══ Available data

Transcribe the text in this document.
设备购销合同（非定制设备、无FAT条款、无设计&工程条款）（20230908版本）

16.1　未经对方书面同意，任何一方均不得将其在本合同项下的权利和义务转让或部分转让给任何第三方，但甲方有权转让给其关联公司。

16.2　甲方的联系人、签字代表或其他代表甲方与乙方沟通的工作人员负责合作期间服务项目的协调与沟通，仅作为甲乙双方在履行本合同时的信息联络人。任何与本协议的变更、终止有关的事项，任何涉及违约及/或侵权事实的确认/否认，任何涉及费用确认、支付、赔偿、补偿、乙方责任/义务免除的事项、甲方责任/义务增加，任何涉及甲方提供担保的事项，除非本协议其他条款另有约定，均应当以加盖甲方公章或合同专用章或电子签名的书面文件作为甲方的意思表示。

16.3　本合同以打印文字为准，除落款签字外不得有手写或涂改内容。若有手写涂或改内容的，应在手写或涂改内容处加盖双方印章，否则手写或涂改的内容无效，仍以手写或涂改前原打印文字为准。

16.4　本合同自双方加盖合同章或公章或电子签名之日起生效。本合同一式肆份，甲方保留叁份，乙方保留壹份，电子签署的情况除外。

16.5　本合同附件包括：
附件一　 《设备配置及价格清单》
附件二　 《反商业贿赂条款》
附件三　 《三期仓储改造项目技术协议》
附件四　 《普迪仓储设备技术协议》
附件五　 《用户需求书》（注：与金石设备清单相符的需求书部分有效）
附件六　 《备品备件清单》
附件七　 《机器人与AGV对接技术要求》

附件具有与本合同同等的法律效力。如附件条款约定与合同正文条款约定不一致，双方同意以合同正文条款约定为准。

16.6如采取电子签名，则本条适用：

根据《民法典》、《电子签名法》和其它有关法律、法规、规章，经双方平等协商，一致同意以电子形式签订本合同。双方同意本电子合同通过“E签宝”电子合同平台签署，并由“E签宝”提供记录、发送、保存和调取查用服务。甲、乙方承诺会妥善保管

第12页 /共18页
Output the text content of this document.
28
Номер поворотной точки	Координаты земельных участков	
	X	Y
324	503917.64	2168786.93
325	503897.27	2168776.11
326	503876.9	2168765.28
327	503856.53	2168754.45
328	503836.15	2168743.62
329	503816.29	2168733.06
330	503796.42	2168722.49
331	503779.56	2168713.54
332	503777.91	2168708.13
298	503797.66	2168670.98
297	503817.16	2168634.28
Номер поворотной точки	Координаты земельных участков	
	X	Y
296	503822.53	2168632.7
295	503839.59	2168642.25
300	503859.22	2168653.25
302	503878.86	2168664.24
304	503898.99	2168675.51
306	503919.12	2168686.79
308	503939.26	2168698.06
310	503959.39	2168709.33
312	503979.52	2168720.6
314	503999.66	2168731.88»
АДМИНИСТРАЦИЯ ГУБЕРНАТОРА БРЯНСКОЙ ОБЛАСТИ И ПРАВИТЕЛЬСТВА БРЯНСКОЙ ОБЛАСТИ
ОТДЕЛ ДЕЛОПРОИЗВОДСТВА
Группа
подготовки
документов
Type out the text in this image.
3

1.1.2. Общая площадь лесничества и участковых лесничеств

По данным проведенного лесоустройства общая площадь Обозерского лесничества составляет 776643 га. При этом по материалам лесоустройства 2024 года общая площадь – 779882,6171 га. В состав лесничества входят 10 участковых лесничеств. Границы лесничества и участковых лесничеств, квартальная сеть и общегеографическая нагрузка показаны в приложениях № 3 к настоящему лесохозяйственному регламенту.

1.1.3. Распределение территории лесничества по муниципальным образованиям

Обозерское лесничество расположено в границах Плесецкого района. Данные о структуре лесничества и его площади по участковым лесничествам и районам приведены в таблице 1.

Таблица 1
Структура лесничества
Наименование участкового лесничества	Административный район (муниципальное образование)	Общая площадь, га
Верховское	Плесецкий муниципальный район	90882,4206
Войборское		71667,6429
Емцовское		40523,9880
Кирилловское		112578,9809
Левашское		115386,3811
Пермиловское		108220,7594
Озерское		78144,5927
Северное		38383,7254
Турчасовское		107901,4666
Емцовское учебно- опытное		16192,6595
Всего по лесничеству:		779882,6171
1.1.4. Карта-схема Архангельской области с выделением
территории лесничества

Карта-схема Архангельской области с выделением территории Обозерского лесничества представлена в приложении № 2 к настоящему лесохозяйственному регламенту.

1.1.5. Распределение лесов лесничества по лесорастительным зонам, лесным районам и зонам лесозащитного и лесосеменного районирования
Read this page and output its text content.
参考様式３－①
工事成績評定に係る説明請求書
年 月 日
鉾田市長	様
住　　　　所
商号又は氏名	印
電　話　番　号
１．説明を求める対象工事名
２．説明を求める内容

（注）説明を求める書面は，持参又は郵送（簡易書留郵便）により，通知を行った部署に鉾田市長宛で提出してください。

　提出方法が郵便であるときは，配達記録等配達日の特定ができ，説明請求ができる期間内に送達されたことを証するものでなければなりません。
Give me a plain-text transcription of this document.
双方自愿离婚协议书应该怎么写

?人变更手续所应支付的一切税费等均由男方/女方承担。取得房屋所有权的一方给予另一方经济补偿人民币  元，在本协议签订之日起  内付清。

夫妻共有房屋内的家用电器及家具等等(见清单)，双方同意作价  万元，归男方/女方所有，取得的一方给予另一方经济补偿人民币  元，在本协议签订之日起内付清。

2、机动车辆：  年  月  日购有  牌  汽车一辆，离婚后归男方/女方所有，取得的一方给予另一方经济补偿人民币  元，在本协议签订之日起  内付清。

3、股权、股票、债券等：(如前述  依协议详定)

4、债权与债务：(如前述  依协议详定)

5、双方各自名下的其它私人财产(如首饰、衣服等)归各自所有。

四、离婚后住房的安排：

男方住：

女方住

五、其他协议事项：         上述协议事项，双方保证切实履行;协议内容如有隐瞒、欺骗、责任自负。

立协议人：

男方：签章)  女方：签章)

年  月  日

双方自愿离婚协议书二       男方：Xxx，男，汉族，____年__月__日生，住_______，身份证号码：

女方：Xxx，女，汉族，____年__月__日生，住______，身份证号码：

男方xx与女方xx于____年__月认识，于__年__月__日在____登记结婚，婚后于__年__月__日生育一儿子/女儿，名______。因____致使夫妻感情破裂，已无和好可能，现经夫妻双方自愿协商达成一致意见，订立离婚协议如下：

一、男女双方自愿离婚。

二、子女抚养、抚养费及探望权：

════

◆ Exercise task: Return what is listed above, exactly and completely.

◆ Response:
Transcribe the text in this document.
设备购销合同（非定制设备、无FAT条款、无设计&工程条款）（20230908版本）

16.1　未经对方书面同意，任何一方均不得将其在本合同项下的权利和义务转让或部分转让给任何第三方，但甲方有权转让给其关联公司。

16.2　甲方的联系人、签字代表或其他代表甲方与乙方沟通的工作人员负责合作期间服务项目的协调与沟通，仅作为甲乙双方在履行本合同时的信息联络人。任何与本协议的变更、终止有关的事项，任何涉及违约及/或侵权事实的确认/否认，任何涉及费用确认、支付、赔偿、补偿、乙方责任/义务免除的事项、甲方责任/义务增加，任何涉及甲方提供担保的事项，除非本协议其他条款另有约定，均应当以加盖甲方公章或合同专用章或电子签名的书面文件作为甲方的意思表示。

16.3　本合同以打印文字为准，除落款签字外不得有手写或涂改内容。若有手写涂或改内容的，应在手写或涂改内容处加盖双方印章，否则手写或涂改的内容无效，仍以手写或涂改前原打印文字为准。

16.4　本合同自双方加盖合同章或公章或电子签名之日起生效。本合同一式肆份，甲方保留叁份，乙方保留壹份，电子签署的情况除外。

16.5　本合同附件包括：
附件一　 《设备配置及价格清单》
附件二　 《反商业贿赂条款》
附件三　 《三期仓储改造项目技术协议》
附件四　 《普迪仓储设备技术协议》
附件五　 《用户需求书》（注：与金石设备清单相符的需求书部分有效）
附件六　 《备品备件清单》
附件七　 《机器人与AGV对接技术要求》

附件具有与本合同同等的法律效力。如附件条款约定与合同正文条款约定不一致，双方同意以合同正文条款约定为准。

16.6如采取电子签名，则本条适用：

根据《民法典》、《电子签名法》和其它有关法律、法规、规章，经双方平等协商，一致同意以电子形式签订本合同。双方同意本电子合同通过“E签宝”电子合同平台签署，并由“E签宝”提供记录、发送、保存和调取查用服务。甲、乙方承诺会妥善保管

第12页 /共18页
Output the text content of this document.
28
Номер поворотной точки	Координаты земельных участков	
	X	Y
324	503917.64	2168786.93
325	503897.27	2168776.11
326	503876.9	2168765.28
327	503856.53	2168754.45
328	503836.15	2168743.62
329	503816.29	2168733.06
330	503796.42	2168722.49
331	503779.56	2168713.54
332	503777.91	2168708.13
298	503797.66	2168670.98
297	503817.16	2168634.28
Номер поворотной точки	Координаты земельных участков	
	X	Y
296	503822.53	2168632.7
295	503839.59	2168642.25
300	503859.22	2168653.25
302	503878.86	2168664.24
304	503898.99	2168675.51
306	503919.12	2168686.79
308	503939.26	2168698.06
310	503959.39	2168709.33
312	503979.52	2168720.6
314	503999.66	2168731.88»
АДМИНИСТРАЦИЯ ГУБЕРНАТОРА БРЯНСКОЙ ОБЛАСТИ И ПРАВИТЕЛЬСТВА БРЯНСКОЙ ОБЛАСТИ
ОТДЕЛ ДЕЛОПРОИЗВОДСТВА
Группа
подготовки
документов
Type out the text in this image.
3

1.1.2. Общая площадь лесничества и участковых лесничеств

По данным проведенного лесоустройства общая площадь Обозерского лесничества составляет 776643 га. При этом по материалам лесоустройства 2024 года общая площадь – 779882,6171 га. В состав лесничества входят 10 участковых лесничеств. Границы лесничества и участковых лесничеств, квартальная сеть и общегеографическая нагрузка показаны в приложениях № 3 к настоящему лесохозяйственному регламенту.

1.1.3. Распределение территории лесничества по муниципальным образованиям

Обозерское лесничество расположено в границах Плесецкого района. Данные о структуре лесничества и его площади по участковым лесничествам и районам приведены в таблице 1.

Таблица 1
Структура лесничества
Наименование участкового лесничества	Административный район (муниципальное образование)	Общая площадь, га
Верховское	Плесецкий муниципальный район	90882,4206
Войборское		71667,6429
Емцовское		40523,9880
Кирилловское		112578,9809
Левашское		115386,3811
Пермиловское		108220,7594
Озерское		78144,5927
Северное		38383,7254
Турчасовское		107901,4666
Емцовское учебно- опытное		16192,6595
Всего по лесничеству:		779882,6171
1.1.4. Карта-схема Архангельской области с выделением
территории лесничества

Карта-схема Архангельской области с выделением территории Обозерского лесничества представлена в приложении № 2 к настоящему лесохозяйственному регламенту.

1.1.5. Распределение лесов лесничества по лесорастительным зонам, лесным районам и зонам лесозащитного и лесосеменного районирования
Read this page and output its text content.
参考様式３－①
工事成績評定に係る説明請求書
年 月 日
鉾田市長	様
住　　　　所
商号又は氏名	印
電　話　番　号
１．説明を求める対象工事名
２．説明を求める内容

（注）説明を求める書面は，持参又は郵送（簡易書留郵便）により，通知を行った部署に鉾田市長宛で提出してください。

　提出方法が郵便であるときは，配達記録等配達日の特定ができ，説明請求ができる期間内に送達されたことを証するものでなければなりません。
Give me a plain-text transcription of this document.
双方自愿离婚协议书应该怎么写

?人变更手续所应支付的一切税费等均由男方/女方承担。取得房屋所有权的一方给予另一方经济补偿人民币  元，在本协议签订之日起  内付清。

夫妻共有房屋内的家用电器及家具等等(见清单)，双方同意作价  万元，归男方/女方所有，取得的一方给予另一方经济补偿人民币  元，在本协议签订之日起内付清。

2、机动车辆：  年  月  日购有  牌  汽车一辆，离婚后归男方/女方所有，取得的一方给予另一方经济补偿人民币  元，在本协议签订之日起  内付清。

3、股权、股票、债券等：(如前述  依协议详定)

4、债权与债务：(如前述  依协议详定)

5、双方各自名下的其它私人财产(如首饰、衣服等)归各自所有。

四、离婚后住房的安排：

男方住：

女方住

五、其他协议事项：         上述协议事项，双方保证切实履行;协议内容如有隐瞒、欺骗、责任自负。

立协议人：

男方：签章)  女方：签章)

年  月  日

双方自愿离婚协议书二       男方：Xxx，男，汉族，____年__月__日生，住_______，身份证号码：

女方：Xxx，女，汉族，____年__月__日生，住______，身份证号码：

男方xx与女方xx于____年__月认识，于__年__月__日在____登记结婚，婚后于__年__月__日生育一儿子/女儿，名______。因____致使夫妻感情破裂，已无和好可能，现经夫妻双方自愿协商达成一致意见，订立离婚协议如下：

一、男女双方自愿离婚。

二、子女抚养、抚养费及探望权：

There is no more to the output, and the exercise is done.